--- Short exercise ---
Output all of the entries below precisely as written.

Dataset excerpt
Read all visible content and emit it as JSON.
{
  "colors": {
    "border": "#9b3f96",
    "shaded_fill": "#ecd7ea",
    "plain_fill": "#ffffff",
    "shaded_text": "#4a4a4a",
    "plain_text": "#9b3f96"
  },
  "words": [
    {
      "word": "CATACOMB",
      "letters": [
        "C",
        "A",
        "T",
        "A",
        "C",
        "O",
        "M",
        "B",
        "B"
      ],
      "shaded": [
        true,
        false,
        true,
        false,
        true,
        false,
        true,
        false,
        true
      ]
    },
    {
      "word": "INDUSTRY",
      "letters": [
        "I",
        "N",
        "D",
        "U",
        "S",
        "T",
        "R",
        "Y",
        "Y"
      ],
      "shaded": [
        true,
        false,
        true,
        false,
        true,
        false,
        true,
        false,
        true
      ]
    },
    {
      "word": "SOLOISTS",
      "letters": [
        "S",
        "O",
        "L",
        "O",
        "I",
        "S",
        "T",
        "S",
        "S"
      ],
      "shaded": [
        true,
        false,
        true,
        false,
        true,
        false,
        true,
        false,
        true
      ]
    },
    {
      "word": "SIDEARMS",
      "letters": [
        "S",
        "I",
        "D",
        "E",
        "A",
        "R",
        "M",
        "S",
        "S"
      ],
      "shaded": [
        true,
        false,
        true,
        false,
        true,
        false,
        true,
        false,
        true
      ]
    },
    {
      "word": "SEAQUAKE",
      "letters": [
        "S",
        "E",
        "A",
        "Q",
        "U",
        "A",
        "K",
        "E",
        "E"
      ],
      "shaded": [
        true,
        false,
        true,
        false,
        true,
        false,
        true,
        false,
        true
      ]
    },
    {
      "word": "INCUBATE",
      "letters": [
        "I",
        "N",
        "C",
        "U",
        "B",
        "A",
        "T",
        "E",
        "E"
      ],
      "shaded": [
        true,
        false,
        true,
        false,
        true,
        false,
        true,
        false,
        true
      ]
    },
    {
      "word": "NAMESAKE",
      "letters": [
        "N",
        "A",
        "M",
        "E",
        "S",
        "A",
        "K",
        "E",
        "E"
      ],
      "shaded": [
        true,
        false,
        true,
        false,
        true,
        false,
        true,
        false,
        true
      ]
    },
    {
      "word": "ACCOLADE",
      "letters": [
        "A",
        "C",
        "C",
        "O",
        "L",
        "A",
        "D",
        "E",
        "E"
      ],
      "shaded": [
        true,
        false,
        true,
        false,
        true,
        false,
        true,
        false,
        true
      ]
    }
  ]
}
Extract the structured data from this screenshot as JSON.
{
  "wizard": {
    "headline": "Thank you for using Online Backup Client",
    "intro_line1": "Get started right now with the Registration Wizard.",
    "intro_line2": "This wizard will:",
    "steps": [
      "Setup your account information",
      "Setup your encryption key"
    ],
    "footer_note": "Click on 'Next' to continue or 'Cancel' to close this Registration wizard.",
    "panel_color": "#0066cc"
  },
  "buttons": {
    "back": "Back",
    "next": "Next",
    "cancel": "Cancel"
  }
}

--- Answer to the task ---
Read all visible content and emit it as JSON.
{
  "colors": {
    "border": "#9b3f96",
    "shaded_fill": "#ecd7ea",
    "plain_fill": "#ffffff",
    "shaded_text": "#4a4a4a",
    "plain_text": "#9b3f96"
  },
  "words": [
    {
      "word": "CATACOMB",
      "letters": [
        "C",
        "A",
        "T",
        "A",
        "C",
        "O",
        "M",
        "B",
        "B"
      ],
      "shaded": [
        true,
        false,
        true,
        false,
        true,
        false,
        true,
        false,
        true
      ]
    },
    {
      "word": "INDUSTRY",
      "letters": [
        "I",
        "N",
        "D",
        "U",
        "S",
        "T",
        "R",
        "Y",
        "Y"
      ],
      "shaded": [
        true,
        false,
        true,
        false,
        true,
        false,
        true,
        false,
        true
      ]
    },
    {
      "word": "SOLOISTS",
      "letters": [
        "S",
        "O",
        "L",
        "O",
        "I",
        "S",
        "T",
        "S",
        "S"
      ],
      "shaded": [
        true,
        false,
        true,
        false,
        true,
        false,
        true,
        false,
        true
      ]
    },
    {
      "word": "SIDEARMS",
      "letters": [
        "S",
        "I",
        "D",
        "E",
        "A",
        "R",
        "M",
        "S",
        "S"
      ],
      "shaded": [
        true,
        false,
        true,
        false,
        true,
        false,
        true,
        false,
        true
      ]
    },
    {
      "word": "SEAQUAKE",
      "letters": [
        "S",
        "E",
        "A",
        "Q",
        "U",
        "A",
        "K",
        "E",
        "E"
      ],
      "shaded": [
        true,
        false,
        true,
        false,
        true,
        false,
        true,
        false,
        true
      ]
    },
    {
      "word": "INCUBATE",
      "letters": [
        "I",
        "N",
        "C",
        "U",
        "B",
        "A",
        "T",
        "E",
        "E"
      ],
      "shaded": [
        true,
        false,
        true,
        false,
        true,
        false,
        true,
        false,
        true
      ]
    },
    {
      "word": "NAMESAKE",
      "letters": [
        "N",
        "A",
        "M",
        "E",
        "S",
        "A",
        "K",
        "E",
        "E"
      ],
      "shaded": [
        true,
        false,
        true,
        false,
        true,
        false,
        true,
        false,
        true
      ]
    },
    {
      "word": "ACCOLADE",
      "letters": [
        "A",
        "C",
        "C",
        "O",
        "L",
        "A",
        "D",
        "E",
        "E"
      ],
      "shaded": [
        true,
        false,
        true,
        false,
        true,
        false,
        true,
        false,
        true
      ]
    }
  ]
}
Extract the structured data from this screenshot as JSON.
{
  "wizard": {
    "headline": "Thank you for using Online Backup Client",
    "intro_line1": "Get started right now with the Registration Wizard.",
    "intro_line2": "This wizard will:",
    "steps": [
      "Setup your account information",
      "Setup your encryption key"
    ],
    "footer_note": "Click on 'Next' to continue or 'Cancel' to close this Registration wizard.",
    "panel_color": "#0066cc"
  },
  "buttons": {
    "back": "Back",
    "next": "Next",
    "cancel": "Cancel"
  }
}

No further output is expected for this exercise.